SET TASK: List each line holding the string "ومنها".

MATERIAL FOR THE TASK:

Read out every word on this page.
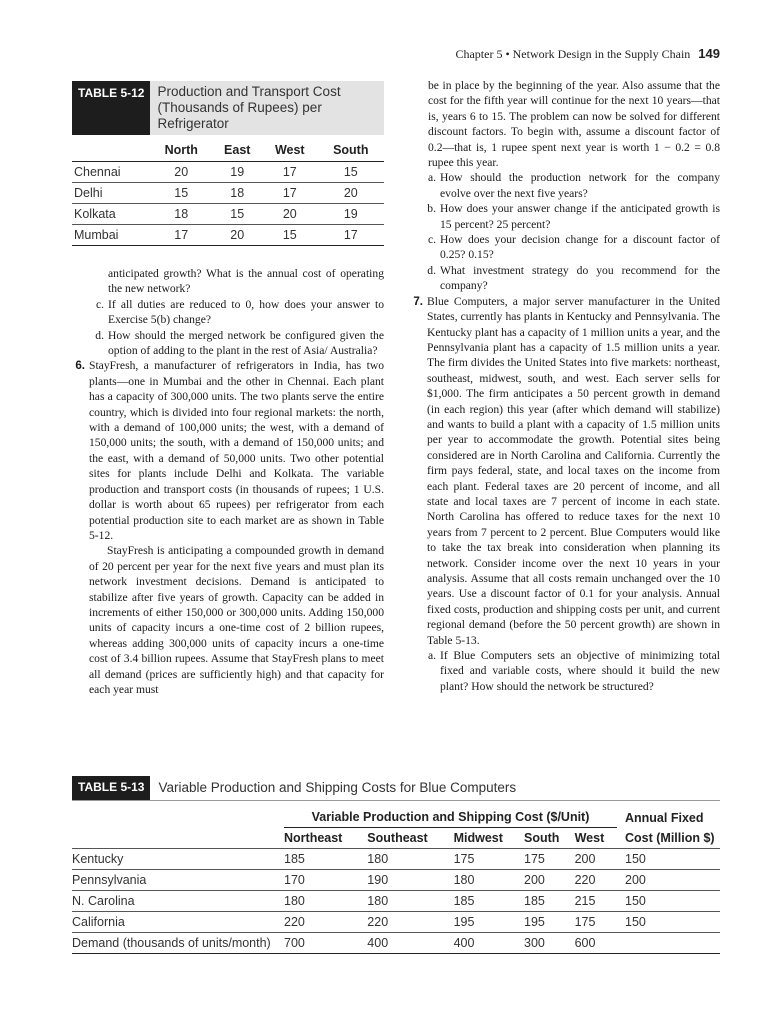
Chapter 5 • Network Design in the Supply Chain 149
TABLE 5-12 Production and Transport Cost (Thousands of Rupees) per Refrigerator
	North	East	West	South
Chennai	20	19	17	15
Delhi	15	18	17	20
Kolkata	18	15	20	19
Mumbai	17	20	15	17

anticipated growth? What is the annual cost of operating the new network?

c. If all duties are reduced to 0, how does your answer to Exercise 5(b) change?
d. How should the merged network be configured given the option of adding to the plant in the rest of Asia/ Australia?
6. StayFresh, a manufacturer of refrigerators in India, has two plants—one in Mumbai and the other in Chennai. Each plant has a capacity of 300,000 units. The two plants serve the entire country, which is divided into four regional markets: the north, with a demand of 100,000 units; the west, with a demand of 150,000 units; the south, with a demand of 150,000 units; and the east, with a demand of 50,000 units. Two other potential sites for plants include Delhi and Kolkata. The variable production and transport costs (in thousands of rupees; 1 U.S. dollar is worth about 65 rupees) per refrigerator from each potential production site to each market are as shown in Table 5-12.
StayFresh is anticipating a compounded growth in demand of 20 percent per year for the next five years and must plan its network investment decisions. Demand is anticipated to stabilize after five years of growth. Capacity can be added in increments of either 150,000 or 300,000 units. Adding 150,000 units of capacity incurs a one-time cost of 2 billion rupees, whereas adding 300,000 units of capacity incurs a one-time cost of 3.4 billion rupees. Assume that StayFresh plans to meet all demand (prices are sufficiently high) and that capacity for each year must

be in place by the beginning of the year. Also assume that the cost for the fifth year will continue for the next 10 years—that is, years 6 to 15. The problem can now be solved for different discount factors. To begin with, assume a discount factor of 0.2—that is, 1 rupee spent next year is worth 1 − 0.2 = 0.8 rupee this year.

a. How should the production network for the company evolve over the next five years?
b. How does your answer change if the anticipated growth is 15 percent? 25 percent?
c. How does your decision change for a discount factor of 0.25? 0.15?
d. What investment strategy do you recommend for the company?
7. Blue Computers, a major server manufacturer in the United States, currently has plants in Kentucky and Pennsylvania. The Kentucky plant has a capacity of 1 million units a year, and the Pennsylvania plant has a capacity of 1.5 million units a year. The firm divides the United States into five markets: northeast, southeast, midwest, south, and west. Each server sells for $1,000. The firm anticipates a 50 percent growth in demand (in each region) this year (after which demand will stabilize) and wants to build a plant with a capacity of 1.5 million units per year to accommodate the growth. Potential sites being considered are in North Carolina and California. Currently the firm pays federal, state, and local taxes on the income from each plant. Federal taxes are 20 percent of income, and all state and local taxes are 7 percent of income in each state. North Carolina has offered to reduce taxes for the next 10 years from 7 percent to 2 percent. Blue Computers would like to take the tax break into consideration when planning its network. Consider income over the next 10 years in your analysis. Assume that all costs remain unchanged over the 10 years. Use a discount factor of 0.1 for your analysis. Annual fixed costs, production and shipping costs per unit, and current regional demand (before the 50 percent growth) are shown in Table 5-13.
a. If Blue Computers sets an objective of minimizing total fixed and variable costs, where should it build the new plant? How should the network be structured?
TABLE 5-13	Variable Production and Shipping Costs for Blue Computers
	Variable Production and Shipping Cost ($/Unit)						Annual Fixed
	Northeast	Southeast	Midwest	South	West		Cost (Million $)
Kentucky	185	180	175	175	200		150
Pennsylvania	170	190	180	200	220		200
N. Carolina	180	180	185	185	215		150
California	220	220	195	195	175		150
Demand (thousands of units/month)	700	400	400	300	600		
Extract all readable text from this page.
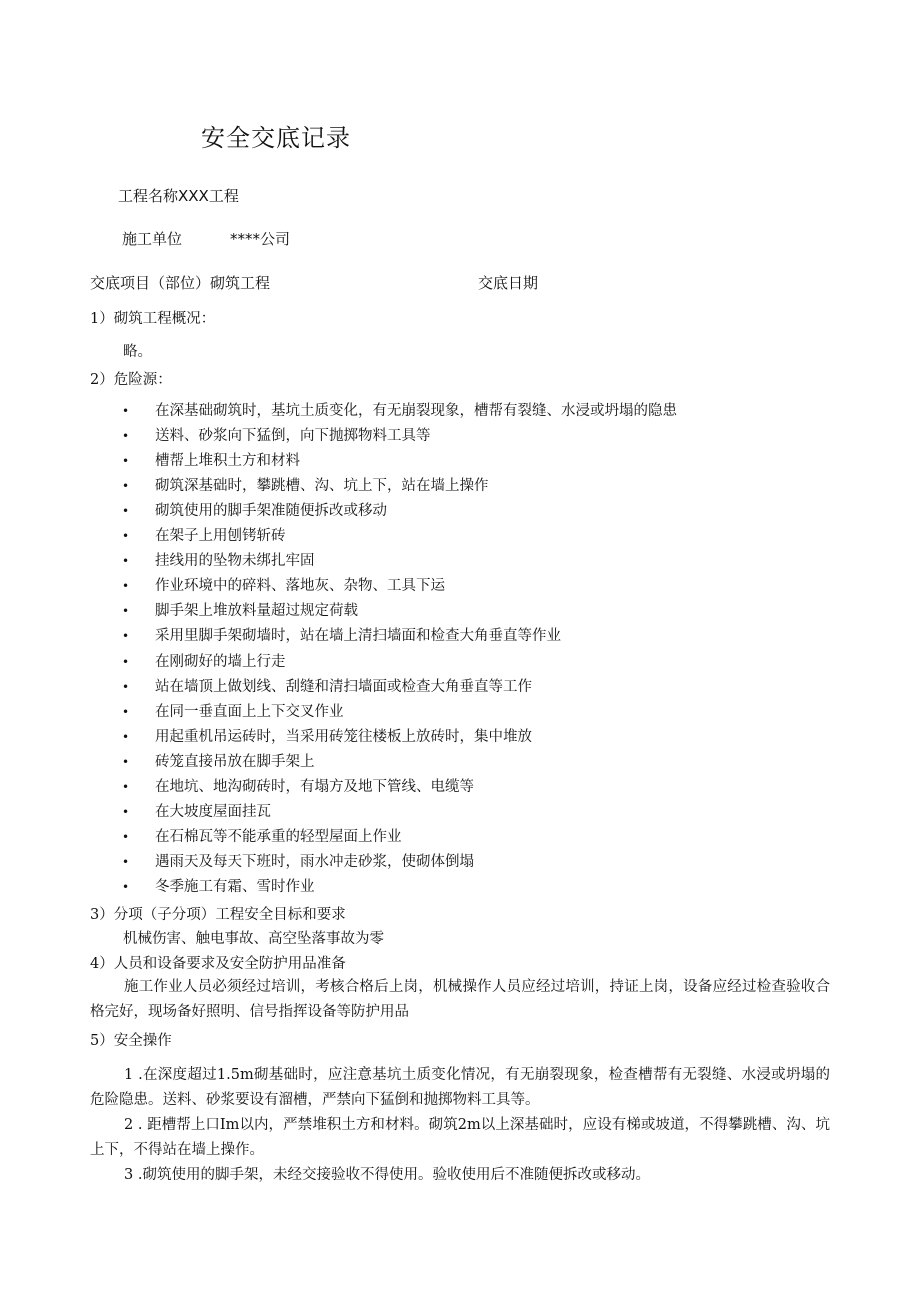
安全交底记录
工程名称XXX工程
施工单位	****公司
交底项目（部位）砌筑工程	交底日期
1）砌筑工程概况：
略。
2）危险源：
• 在深基础砌筑时，基坑土质变化，有无崩裂现象，槽帮有裂缝、水浸或坍塌的隐患
• 送料、砂浆向下猛倒，向下抛掷物料工具等
• 槽帮上堆积土方和材料
• 砌筑深基础时，攀跳槽、沟、坑上下，站在墙上操作
• 砌筑使用的脚手架准随便拆改或移动
• 在架子上用刨铐斩砖
• 挂线用的坠物未绑扎牢固
• 作业环境中的碎料、落地灰、杂物、工具下运
• 脚手架上堆放料量超过规定荷载
• 采用里脚手架砌墙时，站在墙上清扫墙面和检查大角垂直等作业
• 在刚砌好的墙上行走
• 站在墙顶上做划线、刮缝和清扫墙面或检查大角垂直等工作
• 在同一垂直面上上下交叉作业
• 用起重机吊运砖时，当采用砖笼往楼板上放砖时，集中堆放
• 砖笼直接吊放在脚手架上
• 在地坑、地沟砌砖时，有塌方及地下管线、电缆等
• 在大坡度屋面挂瓦
• 在石棉瓦等不能承重的轻型屋面上作业
• 遇雨天及每天下班时，雨水冲走砂浆，使砌体倒塌
• 冬季施工有霜、雪时作业
3）分项（子分项）工程安全目标和要求
机械伤害、触电事故、高空坠落事故为零
4）人员和设备要求及安全防护用品准备
施工作业人员必须经过培训，考核合格后上岗，机械操作人员应经过培训，持证上岗，设备应经过检查验收合格完好，现场备好照明、信号指挥设备等防护用品
5）安全操作
1 .在深度超过1.5m砌基础时，应注意基坑土质变化情况，有无崩裂现象，检查槽帮有无裂缝、水浸或坍塌的危险隐患。送料、砂浆要设有溜槽，严禁向下猛倒和抛掷物料工具等。
2 . 距槽帮上口Im以内，严禁堆积土方和材料。砌筑2m以上深基础时，应设有梯或坡道，不得攀跳槽、沟、坑上下，不得站在墙上操作。
3 .砌筑使用的脚手架，未经交接验收不得使用。验收使用后不准随便拆改或移动。
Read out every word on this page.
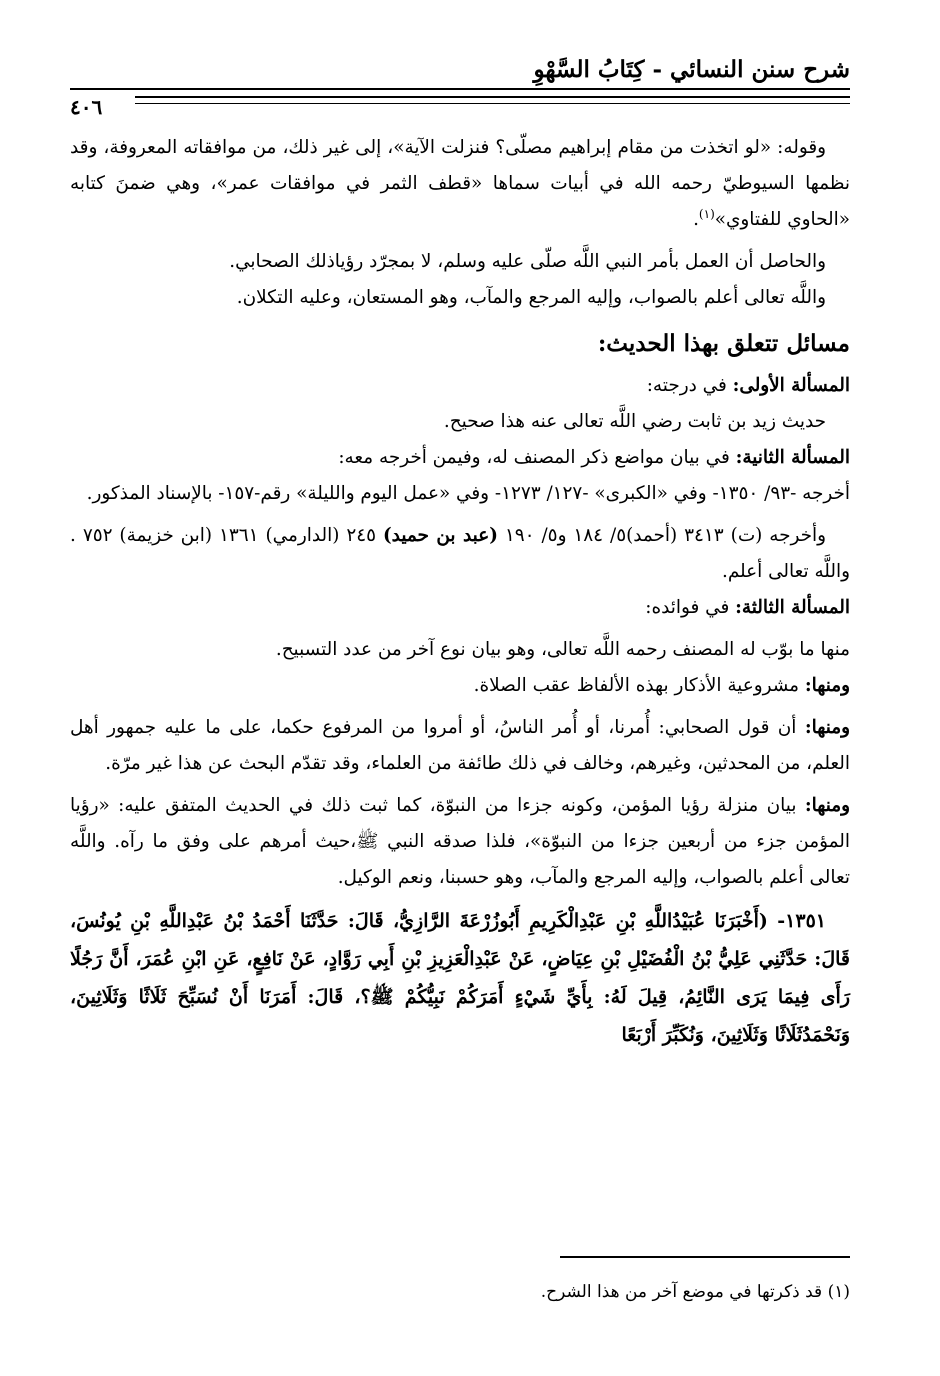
شرح سنن النسائي - كِتَابُ السَّهْوِ
٤٠٦

وقوله: «لو اتخذت من مقام إبراهيم مصلّى؟ فنزلت الآية»، إلى غير ذلك، من موافقاته المعروفة، وقد نظمها السيوطيّ رحمه الله في أبيات سماها «قطف الثمر في موافقات عمر»، وهي ضمنَ كتابه «الحاوي للفتاوي»$^{(١)}$.

والحاصل أن العمل بأمر النبي اللَّه صلّى عليه وسلم، لا بمجرّد رؤياذلك الصحابي.

واللَّه تعالى أعلم بالصواب، وإليه المرجع والمآب، وهو المستعان، وعليه التكلان.

مسائل تتعلق بهذا الحديث:

المسألة الأولى: في درجته:

حديث زيد بن ثابت رضي اللَّه تعالى عنه هذا صحيح.

المسألة الثانية: في بيان مواضع ذكر المصنف له، وفيمن أخرجه معه:

أخرجه -٩٣/ ١٣٥٠- وفي «الكبرى» -١٢٧/ ١٢٧٣- وفي «عمل اليوم والليلة» رقم-١٥٧- بالإسناد المذكور.

وأخرجه (ت) ٣٤١٣ (أحمد)٥/ ١٨٤ و٥/ ١٩٠ (عبد بن حميد) ٢٤٥ (الدارمي) ١٣٦١ (ابن خزيمة) ٧٥٢ . واللَّه تعالى أعلم.

المسألة الثالثة: في فوائده:

منها ما بوّب له المصنف رحمه اللَّه تعالى، وهو بيان نوع آخر من عدد التسبيح.

ومنها: مشروعية الأذكار بهذه الألفاظ عقب الصلاة.

ومنها: أن قول الصحابي: أُمرنا، أو أُمر الناسُ، أو أمروا من المرفوع حكما، على ما عليه جمهور أهل العلم، من المحدثين، وغيرهم، وخالف في ذلك طائفة من العلماء، وقد تقدّم البحث عن هذا غير مرّة.

ومنها: بيان منزلة رؤيا المؤمن، وكونه جزءا من النبوّة، كما ثبت ذلك في الحديث المتفق عليه: «رؤيا المؤمن جزء من أربعين جزءا من النبوّة»، فلذا صدقه النبي ﷺ،حيث أمرهم على وفق ما رآه. واللَّه تعالى أعلم بالصواب، وإليه المرجع والمآب، وهو حسبنا، ونعم الوكيل.

١٣٥١- (أَخْبَرَنَا عُبَيْدُاللَّهِ بْنِ عَبْدِالْكَرِيمِ أَبُوزُرْعَةَ الرَّازِيُّ، قَالَ: حَدَّثَنَا أَحْمَدُ بْنُ عَبْدِاللَّهِ بْنِ يُونُسَ، قَالَ: حَدَّثَنِي عَلِيُّ بْنُ الْفُضَيْلِ بْنِ عِيَاضٍ، عَنْ عَبْدِالْعَزِيزِ بْنِ أَبِي رَوَّادٍ، عَنْ نَافِعٍ، عَنِ ابْنِ عُمَرَ، أَنَّ رَجُلًا رَأَى فِيمَا يَرَى النَّائِمُ، قِيلَ لَهُ: بِأَيِّ شَيْءٍ أَمَرَكُمْ نَبِيُّكُمْ ﷺ؟، قَالَ: أَمَرَنَا أَنْ نُسَبِّحَ ثَلَاثًا وَثَلَاثِينَ، وَنَحْمَدُثَلَاثًا وَثَلَاثِينَ، وَنُكَبِّرَ أَرْبَعًا

(١) قد ذكرتها في موضع آخر من هذا الشرح.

RESULT OF THE TASK:
ومنها: مشروعية الأذكار بهذه الألفاظ عقب الصلاة.
ومنها: أن قول الصحابي: أُمرنا، أو أُمر الناسُ، أو أمروا من المرفوع حكما، على ما عليه جمهور أهل العلم، من المحدثين، وغيرهم، وخالف في ذلك طائفة من العلماء، وقد تقدّم البحث عن هذا غير مرّة.
ومنها: بيان منزلة رؤيا المؤمن، وكونه جزءا من النبوّة، كما ثبت ذلك في الحديث المتفق عليه: «رؤيا المؤمن جزء من أربعين جزءا من النبوّة»، فلذا صدقه النبي ﷺ،حيث أمرهم على وفق ما رآه. واللَّه تعالى أعلم بالصواب، وإليه المرجع والمآب، وهو حسبنا، ونعم الوكيل.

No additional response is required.